>> BEGIN Task input

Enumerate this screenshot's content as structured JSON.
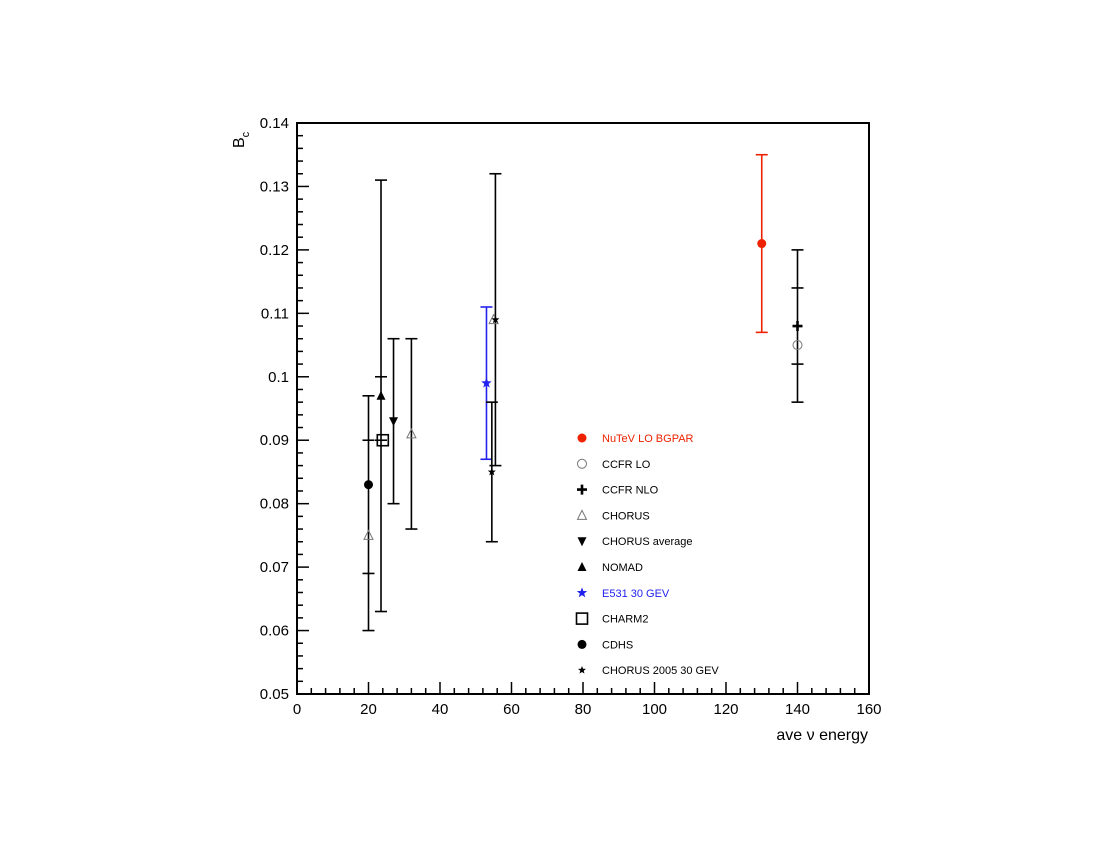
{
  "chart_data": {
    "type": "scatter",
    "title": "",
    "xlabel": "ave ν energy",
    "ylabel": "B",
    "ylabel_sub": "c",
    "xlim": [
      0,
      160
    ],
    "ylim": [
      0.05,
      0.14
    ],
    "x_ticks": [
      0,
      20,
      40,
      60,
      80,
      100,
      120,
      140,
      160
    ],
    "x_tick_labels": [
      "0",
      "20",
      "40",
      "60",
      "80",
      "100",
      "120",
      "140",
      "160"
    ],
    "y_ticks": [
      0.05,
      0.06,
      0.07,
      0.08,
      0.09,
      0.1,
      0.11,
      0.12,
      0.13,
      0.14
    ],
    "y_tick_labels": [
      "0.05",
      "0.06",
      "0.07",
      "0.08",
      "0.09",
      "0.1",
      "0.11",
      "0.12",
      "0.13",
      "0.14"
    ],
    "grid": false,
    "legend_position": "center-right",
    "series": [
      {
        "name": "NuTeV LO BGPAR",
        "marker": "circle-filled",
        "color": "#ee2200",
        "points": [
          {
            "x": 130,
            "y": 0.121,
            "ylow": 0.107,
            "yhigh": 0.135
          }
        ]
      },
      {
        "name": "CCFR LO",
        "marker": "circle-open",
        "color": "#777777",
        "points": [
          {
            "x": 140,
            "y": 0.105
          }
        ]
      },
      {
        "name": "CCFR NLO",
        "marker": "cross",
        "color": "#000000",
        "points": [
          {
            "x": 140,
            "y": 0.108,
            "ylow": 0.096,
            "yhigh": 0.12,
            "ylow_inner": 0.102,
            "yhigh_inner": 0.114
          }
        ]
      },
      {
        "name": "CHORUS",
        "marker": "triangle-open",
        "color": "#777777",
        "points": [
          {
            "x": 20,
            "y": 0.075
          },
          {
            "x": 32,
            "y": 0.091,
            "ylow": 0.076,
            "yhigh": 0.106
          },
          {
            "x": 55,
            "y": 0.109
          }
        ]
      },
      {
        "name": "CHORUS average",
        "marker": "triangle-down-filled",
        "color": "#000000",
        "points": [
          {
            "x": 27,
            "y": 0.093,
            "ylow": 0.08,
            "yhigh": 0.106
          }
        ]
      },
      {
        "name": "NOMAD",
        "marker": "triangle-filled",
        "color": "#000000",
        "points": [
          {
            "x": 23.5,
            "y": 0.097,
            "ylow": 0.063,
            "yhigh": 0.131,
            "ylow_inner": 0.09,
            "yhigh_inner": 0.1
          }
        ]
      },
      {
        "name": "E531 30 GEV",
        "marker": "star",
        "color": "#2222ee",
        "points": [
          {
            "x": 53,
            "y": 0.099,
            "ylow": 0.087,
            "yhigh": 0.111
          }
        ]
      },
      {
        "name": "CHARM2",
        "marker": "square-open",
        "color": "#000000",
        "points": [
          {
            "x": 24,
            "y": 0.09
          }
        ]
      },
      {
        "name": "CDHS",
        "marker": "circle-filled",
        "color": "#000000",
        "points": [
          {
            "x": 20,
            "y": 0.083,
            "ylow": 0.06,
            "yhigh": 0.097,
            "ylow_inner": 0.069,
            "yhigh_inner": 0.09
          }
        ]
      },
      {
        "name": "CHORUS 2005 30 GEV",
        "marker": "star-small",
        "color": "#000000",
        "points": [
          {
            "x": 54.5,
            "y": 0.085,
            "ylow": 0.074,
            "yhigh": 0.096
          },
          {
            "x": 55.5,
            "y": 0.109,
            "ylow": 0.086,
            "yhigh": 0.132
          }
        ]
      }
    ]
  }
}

>> END Task input

Task objective: Output the records above exactly as they are, leaving out the pictures.

Result of this exercise:
Enumerate this screenshot's content as structured JSON.
{
  "chart_data": {
    "type": "scatter",
    "title": "",
    "xlabel": "ave ν energy",
    "ylabel": "B",
    "ylabel_sub": "c",
    "xlim": [
      0,
      160
    ],
    "ylim": [
      0.05,
      0.14
    ],
    "x_ticks": [
      0,
      20,
      40,
      60,
      80,
      100,
      120,
      140,
      160
    ],
    "x_tick_labels": [
      "0",
      "20",
      "40",
      "60",
      "80",
      "100",
      "120",
      "140",
      "160"
    ],
    "y_ticks": [
      0.05,
      0.06,
      0.07,
      0.08,
      0.09,
      0.1,
      0.11,
      0.12,
      0.13,
      0.14
    ],
    "y_tick_labels": [
      "0.05",
      "0.06",
      "0.07",
      "0.08",
      "0.09",
      "0.1",
      "0.11",
      "0.12",
      "0.13",
      "0.14"
    ],
    "grid": false,
    "legend_position": "center-right",
    "series": [
      {
        "name": "NuTeV LO BGPAR",
        "marker": "circle-filled",
        "color": "#ee2200",
        "points": [
          {
            "x": 130,
            "y": 0.121,
            "ylow": 0.107,
            "yhigh": 0.135
          }
        ]
      },
      {
        "name": "CCFR LO",
        "marker": "circle-open",
        "color": "#777777",
        "points": [
          {
            "x": 140,
            "y": 0.105
          }
        ]
      },
      {
        "name": "CCFR NLO",
        "marker": "cross",
        "color": "#000000",
        "points": [
          {
            "x": 140,
            "y": 0.108,
            "ylow": 0.096,
            "yhigh": 0.12,
            "ylow_inner": 0.102,
            "yhigh_inner": 0.114
          }
        ]
      },
      {
        "name": "CHORUS",
        "marker": "triangle-open",
        "color": "#777777",
        "points": [
          {
            "x": 20,
            "y": 0.075
          },
          {
            "x": 32,
            "y": 0.091,
            "ylow": 0.076,
            "yhigh": 0.106
          },
          {
            "x": 55,
            "y": 0.109
          }
        ]
      },
      {
        "name": "CHORUS average",
        "marker": "triangle-down-filled",
        "color": "#000000",
        "points": [
          {
            "x": 27,
            "y": 0.093,
            "ylow": 0.08,
            "yhigh": 0.106
          }
        ]
      },
      {
        "name": "NOMAD",
        "marker": "triangle-filled",
        "color": "#000000",
        "points": [
          {
            "x": 23.5,
            "y": 0.097,
            "ylow": 0.063,
            "yhigh": 0.131,
            "ylow_inner": 0.09,
            "yhigh_inner": 0.1
          }
        ]
      },
      {
        "name": "E531 30 GEV",
        "marker": "star",
        "color": "#2222ee",
        "points": [
          {
            "x": 53,
            "y": 0.099,
            "ylow": 0.087,
            "yhigh": 0.111
          }
        ]
      },
      {
        "name": "CHARM2",
        "marker": "square-open",
        "color": "#000000",
        "points": [
          {
            "x": 24,
            "y": 0.09
          }
        ]
      },
      {
        "name": "CDHS",
        "marker": "circle-filled",
        "color": "#000000",
        "points": [
          {
            "x": 20,
            "y": 0.083,
            "ylow": 0.06,
            "yhigh": 0.097,
            "ylow_inner": 0.069,
            "yhigh_inner": 0.09
          }
        ]
      },
      {
        "name": "CHORUS 2005 30 GEV",
        "marker": "star-small",
        "color": "#000000",
        "points": [
          {
            "x": 54.5,
            "y": 0.085,
            "ylow": 0.074,
            "yhigh": 0.096
          },
          {
            "x": 55.5,
            "y": 0.109,
            "ylow": 0.086,
            "yhigh": 0.132
          }
        ]
      }
    ]
  }
}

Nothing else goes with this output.